Problem> Report only the number of lines holding "outline".

━━━ Stored data

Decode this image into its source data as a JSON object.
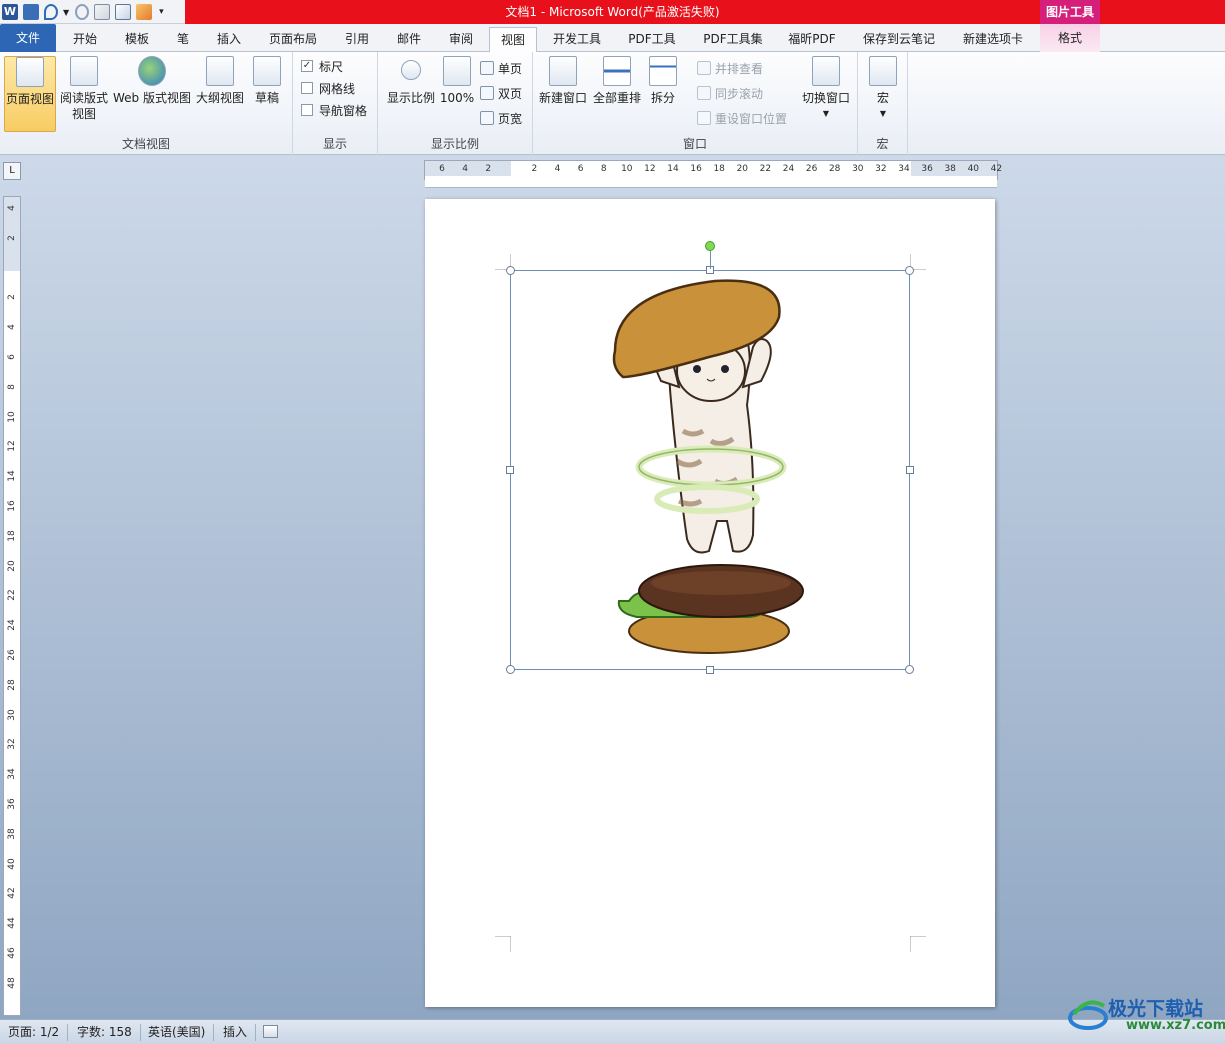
{
  "window": {
    "title": "文档1 - Microsoft Word(产品激活失败)",
    "context_tab_group": "图片工具"
  },
  "tabs": [
    {
      "label": "文件"
    },
    {
      "label": "开始"
    },
    {
      "label": "模板"
    },
    {
      "label": "笔"
    },
    {
      "label": "插入"
    },
    {
      "label": "页面布局"
    },
    {
      "label": "引用"
    },
    {
      "label": "邮件"
    },
    {
      "label": "审阅"
    },
    {
      "label": "视图"
    },
    {
      "label": "开发工具"
    },
    {
      "label": "PDF工具"
    },
    {
      "label": "PDF工具集"
    },
    {
      "label": "福昕PDF"
    },
    {
      "label": "保存到云笔记"
    },
    {
      "label": "新建选项卡"
    },
    {
      "label": "格式"
    }
  ],
  "ribbon": {
    "doc_views": {
      "label": "文档视图",
      "print_layout": "页面视图",
      "reading_a": "阅读版式",
      "reading_b": "视图",
      "web_layout": "Web 版式视图",
      "outline": "大纲视图",
      "draft": "草稿"
    },
    "show": {
      "label": "显示",
      "ruler": "标尺",
      "ruler_checked": true,
      "gridlines": "网格线",
      "nav_pane": "导航窗格"
    },
    "zoom": {
      "label": "显示比例",
      "zoom": "显示比例",
      "hundred": "100%",
      "one_page": "单页",
      "two_pages": "双页",
      "page_width": "页宽"
    },
    "window": {
      "label": "窗口",
      "new_window": "新建窗口",
      "arrange_all": "全部重排",
      "split": "拆分",
      "side_by_side": "并排查看",
      "sync_scroll": "同步滚动",
      "reset_pos": "重设窗口位置",
      "switch": "切换窗口"
    },
    "macros": {
      "label": "宏",
      "macros": "宏"
    }
  },
  "rulers": {
    "h_numbers": [
      "6",
      "4",
      "2",
      "2",
      "4",
      "6",
      "8",
      "10",
      "12",
      "14",
      "16",
      "18",
      "20",
      "22",
      "24",
      "26",
      "28",
      "30",
      "32",
      "34",
      "36",
      "38",
      "40",
      "42"
    ],
    "v_numbers": [
      "4",
      "2",
      "2",
      "4",
      "6",
      "8",
      "10",
      "12",
      "14",
      "16",
      "18",
      "20",
      "22",
      "24",
      "26",
      "28",
      "30",
      "32",
      "34",
      "36",
      "38",
      "40",
      "42",
      "44",
      "46",
      "48"
    ]
  },
  "statusbar": {
    "page": "页面: 1/2",
    "words": "字数: 158",
    "language": "英语(美国)",
    "mode": "插入"
  },
  "watermark": {
    "name": "极光下载站",
    "url": "www.xz7.com"
  }
}
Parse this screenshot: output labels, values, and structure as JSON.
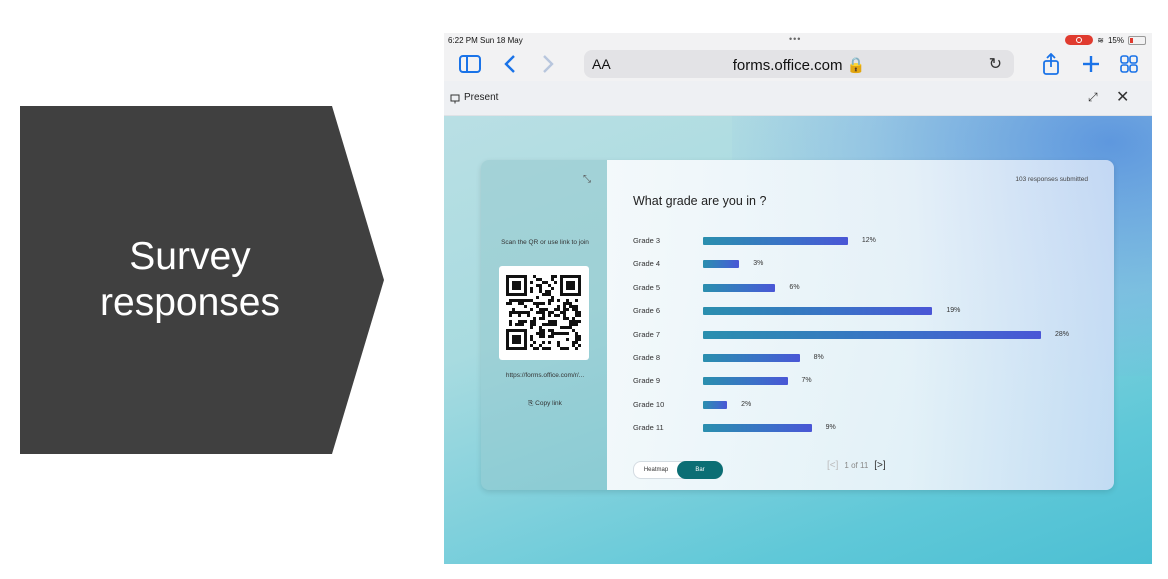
{
  "slide": {
    "title_line1": "Survey",
    "title_line2": "responses",
    "arrow_color": "#404040"
  },
  "status_bar": {
    "time": "6:22 PM  Sun 18 May",
    "dots": "•••",
    "battery": "15%"
  },
  "browser": {
    "text_size_label": "AA",
    "url": "forms.office.com 🔒",
    "reload_icon": "reload-icon",
    "accent": "#1a73e8"
  },
  "present_bar": {
    "label": "Present",
    "expand_glyph": "⤢",
    "close_glyph": "✕"
  },
  "left_panel": {
    "scan_text": "Scan the QR or use link to join",
    "link_text": "https://forms.office.com/r/...",
    "copy_link": "Copy link"
  },
  "survey": {
    "responses": "103 responses submitted",
    "question": "What grade are you in ?",
    "rows": [
      {
        "label": "Grade 3",
        "pct_label": "12%",
        "value": 12
      },
      {
        "label": "Grade 4",
        "pct_label": "3%",
        "value": 3
      },
      {
        "label": "Grade 5",
        "pct_label": "6%",
        "value": 6
      },
      {
        "label": "Grade 6",
        "pct_label": "19%",
        "value": 19
      },
      {
        "label": "Grade 7",
        "pct_label": "28%",
        "value": 28
      },
      {
        "label": "Grade 8",
        "pct_label": "8%",
        "value": 8
      },
      {
        "label": "Grade 9",
        "pct_label": "7%",
        "value": 7
      },
      {
        "label": "Grade 10",
        "pct_label": "2%",
        "value": 2
      },
      {
        "label": "Grade 11",
        "pct_label": "9%",
        "value": 9
      }
    ],
    "toggle_heatmap": "Heatmap",
    "toggle_bar": "Bar",
    "pager_text": "1 of 11"
  }
}
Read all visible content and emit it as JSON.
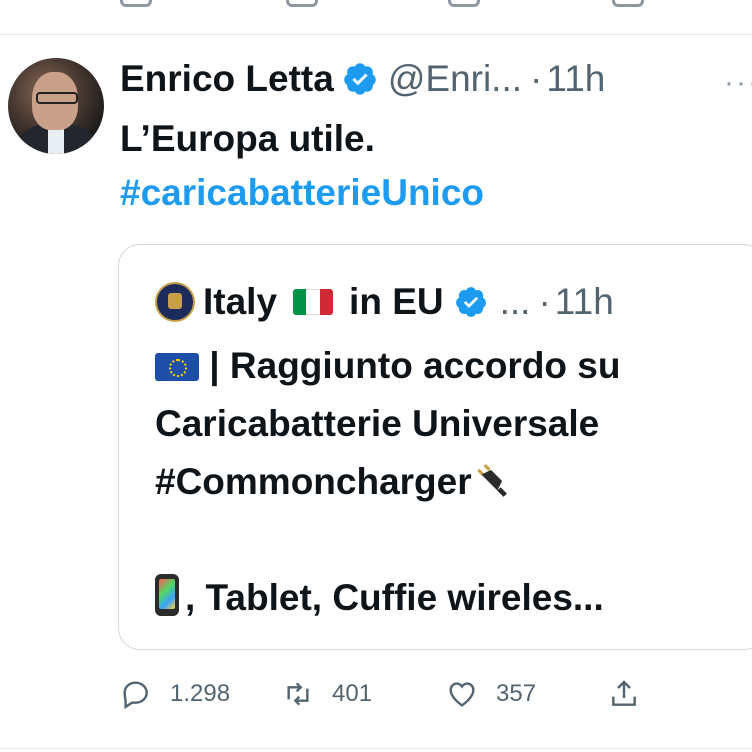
{
  "tweet": {
    "author_name": "Enrico Letta",
    "handle": "@Enri...",
    "time_sep": "·",
    "time": "11h",
    "more": "···",
    "text": "L’Europa utile.",
    "hashtag": "#caricabatterieUnico"
  },
  "quote": {
    "name_a": "Italy",
    "name_b": "in EU",
    "handle": "...",
    "time_sep": "·",
    "time": "11h",
    "line1": "| Raggiunto accordo su",
    "line2": "Caricabatterie Universale",
    "line3": "#Commoncharger",
    "line4": ", Tablet, Cuffie wireles..."
  },
  "actions": {
    "replies": "1.298",
    "retweets": "401",
    "likes": "357"
  },
  "colors": {
    "accent": "#1d9bf0",
    "muted": "#536471",
    "flag_green": "#009246",
    "flag_white": "#ffffff",
    "flag_red": "#ce2b37"
  },
  "icons": [
    "verified-badge-icon",
    "italy-flag-icon",
    "eu-flag-icon",
    "plug-icon",
    "mobile-phone-icon",
    "reply-icon",
    "retweet-icon",
    "like-icon",
    "share-icon"
  ]
}
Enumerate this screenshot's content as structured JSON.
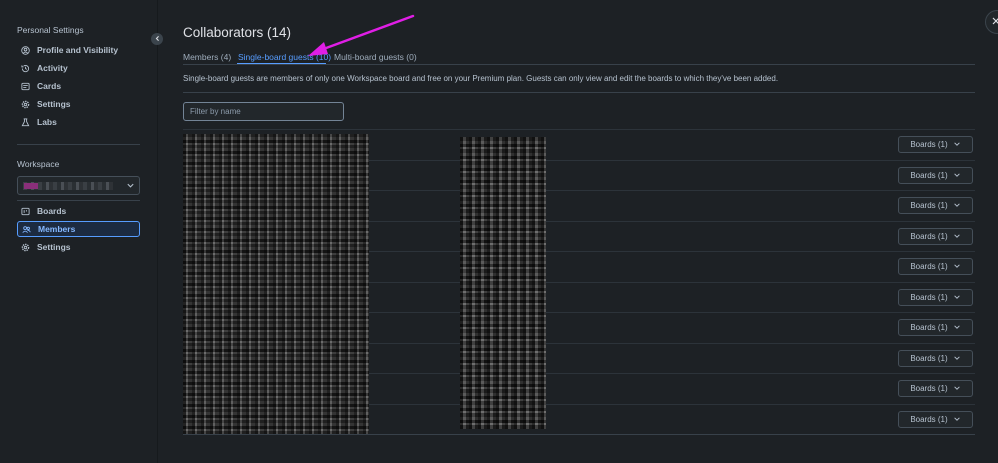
{
  "sidebar": {
    "personal_heading": "Personal Settings",
    "personal_items": [
      {
        "label": "Profile and Visibility",
        "icon": "user-circle-icon"
      },
      {
        "label": "Activity",
        "icon": "history-icon"
      },
      {
        "label": "Cards",
        "icon": "card-icon"
      },
      {
        "label": "Settings",
        "icon": "gear-icon"
      },
      {
        "label": "Labs",
        "icon": "flask-icon"
      }
    ],
    "workspace_heading": "Workspace",
    "workspace_items": [
      {
        "label": "Boards",
        "icon": "boards-icon"
      },
      {
        "label": "Members",
        "icon": "members-icon",
        "active": true
      },
      {
        "label": "Settings",
        "icon": "gear-icon"
      }
    ]
  },
  "main": {
    "title": "Collaborators (14)",
    "tabs": [
      {
        "label": "Members (4)"
      },
      {
        "label": "Single-board guests (10)",
        "active": true
      },
      {
        "label": "Multi-board guests (0)"
      }
    ],
    "description": "Single-board guests are members of only one Workspace board and free on your Premium plan. Guests can only view and edit the boards to which they've been added.",
    "filter_placeholder": "Filter by name",
    "rows": [
      {
        "boards_label": "Boards (1)"
      },
      {
        "boards_label": "Boards (1)"
      },
      {
        "boards_label": "Boards (1)"
      },
      {
        "boards_label": "Boards (1)"
      },
      {
        "boards_label": "Boards (1)"
      },
      {
        "boards_label": "Boards (1)"
      },
      {
        "boards_label": "Boards (1)"
      },
      {
        "boards_label": "Boards (1)"
      },
      {
        "boards_label": "Boards (1)"
      },
      {
        "boards_label": "Boards (1)"
      }
    ]
  },
  "colors": {
    "background": "#1d2125",
    "accent": "#579dff",
    "annotation_arrow": "#e01ee6"
  }
}
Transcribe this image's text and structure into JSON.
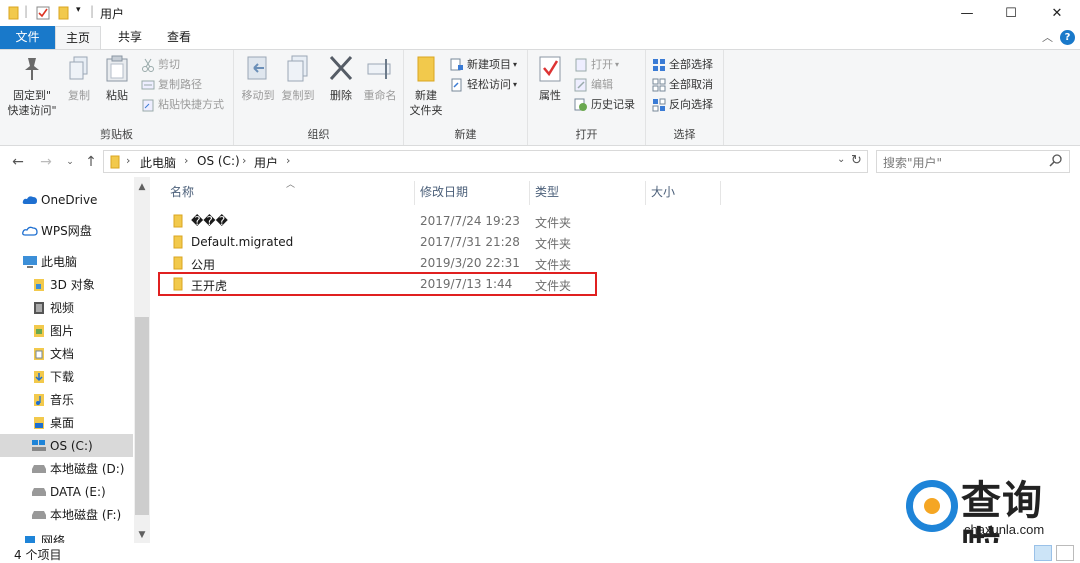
{
  "window": {
    "title": "用户",
    "minimize": "—",
    "maximize": "☐",
    "close": "✕"
  },
  "tabs": {
    "file": "文件",
    "home": "主页",
    "share": "共享",
    "view": "查看"
  },
  "ribbon": {
    "clipboard": {
      "label": "剪贴板",
      "pin": "固定到\"快速访问\"",
      "pin_l1": "固定到\"",
      "pin_l2": "快速访问\"",
      "copy": "复制",
      "paste": "粘贴",
      "cut": "剪切",
      "copy_path": "复制路径",
      "paste_shortcut": "粘贴快捷方式"
    },
    "organize": {
      "label": "组织",
      "move_to": "移动到",
      "copy_to": "复制到",
      "delete": "删除",
      "rename": "重命名"
    },
    "new": {
      "label": "新建",
      "new_folder_l1": "新建",
      "new_folder_l2": "文件夹",
      "new_item": "新建项目",
      "easy_access": "轻松访问"
    },
    "open": {
      "label": "打开",
      "properties": "属性",
      "open": "打开",
      "edit": "编辑",
      "history": "历史记录"
    },
    "select": {
      "label": "选择",
      "select_all": "全部选择",
      "select_none": "全部取消",
      "invert": "反向选择"
    }
  },
  "address": {
    "crumbs": [
      "此电脑",
      "OS (C:)",
      "用户"
    ],
    "search_placeholder": "搜索\"用户\""
  },
  "navpane": {
    "items": [
      {
        "label": "OneDrive",
        "icon": "cloud-icon"
      },
      {
        "label": "WPS网盘",
        "icon": "cloud-outline-icon"
      },
      {
        "label": "此电脑",
        "icon": "computer-icon"
      },
      {
        "label": "3D 对象",
        "icon": "3d-objects-icon"
      },
      {
        "label": "视频",
        "icon": "video-icon"
      },
      {
        "label": "图片",
        "icon": "pictures-icon"
      },
      {
        "label": "文档",
        "icon": "documents-icon"
      },
      {
        "label": "下载",
        "icon": "download-icon"
      },
      {
        "label": "音乐",
        "icon": "music-icon"
      },
      {
        "label": "桌面",
        "icon": "desktop-icon"
      },
      {
        "label": "OS (C:)",
        "icon": "drive-c-icon"
      },
      {
        "label": "本地磁盘 (D:)",
        "icon": "drive-icon"
      },
      {
        "label": "DATA (E:)",
        "icon": "drive-icon"
      },
      {
        "label": "本地磁盘 (F:)",
        "icon": "drive-icon"
      },
      {
        "label": "网络",
        "icon": "network-icon"
      }
    ]
  },
  "filelist": {
    "columns": {
      "name": "名称",
      "date": "修改日期",
      "type": "类型",
      "size": "大小"
    },
    "rows": [
      {
        "name": "���",
        "date": "2017/7/24 19:23",
        "type": "文件夹"
      },
      {
        "name": "Default.migrated",
        "date": "2017/7/31 21:28",
        "type": "文件夹"
      },
      {
        "name": "公用",
        "date": "2019/3/20 22:31",
        "type": "文件夹"
      },
      {
        "name": "王开虎",
        "date": "2019/7/13 1:44",
        "type": "文件夹"
      }
    ]
  },
  "status": {
    "count": "4 个项目"
  },
  "watermark": {
    "text": "查询啦",
    "url": "chaxunla.com"
  },
  "colors": {
    "accent": "#1979ca",
    "folder": "#f2c94c",
    "highlight": "#e02020"
  }
}
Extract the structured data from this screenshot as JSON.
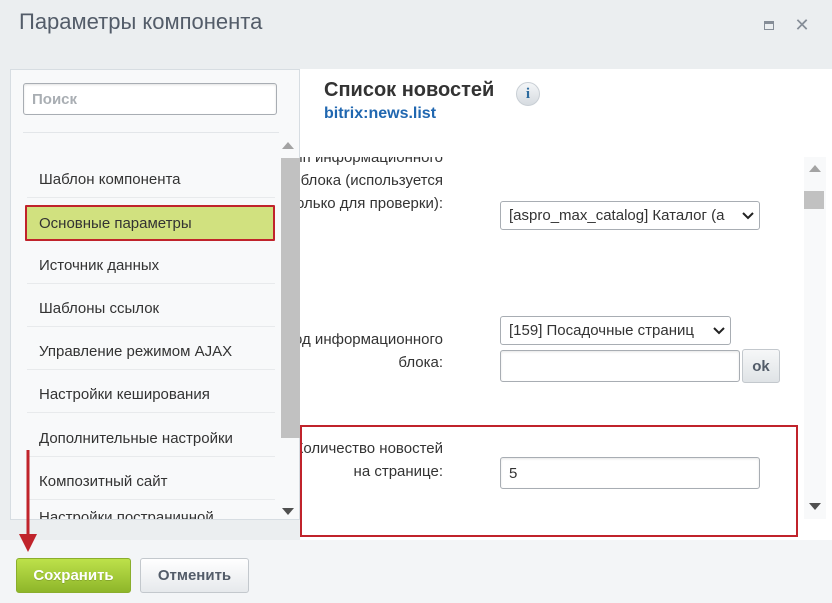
{
  "dialog": {
    "title": "Параметры компонента"
  },
  "sidebar": {
    "search_placeholder": "Поиск",
    "items": [
      {
        "label": "Шаблон компонента"
      },
      {
        "label": "Основные параметры",
        "active": true
      },
      {
        "label": "Источник данных"
      },
      {
        "label": "Шаблоны ссылок"
      },
      {
        "label": "Управление режимом AJAX"
      },
      {
        "label": "Настройки кеширования"
      },
      {
        "label": "Дополнительные настройки"
      },
      {
        "label": "Композитный сайт"
      },
      {
        "label": "Настройки постраничной"
      }
    ]
  },
  "component": {
    "title": "Список новостей",
    "code": "bitrix:news.list",
    "info_icon": "info-icon"
  },
  "form": {
    "iblock_type": {
      "label": "Тип информационного блока (используется только для проверки):",
      "value": "[aspro_max_catalog] Каталог (а"
    },
    "iblock_code": {
      "label": "Код информационного блока:",
      "value": "[159] Посадочные страниц",
      "input_value": "",
      "ok_label": "ok"
    },
    "news_count": {
      "label": "Количество новостей на странице:",
      "value": "5"
    }
  },
  "footer": {
    "save_label": "Сохранить",
    "cancel_label": "Отменить"
  },
  "colors": {
    "accent_highlight": "#c0232b",
    "active_item_bg": "#d1e17f",
    "save_button": "#9cc437",
    "link_blue": "#2067b0"
  }
}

━━━━━━

Problem solution> 2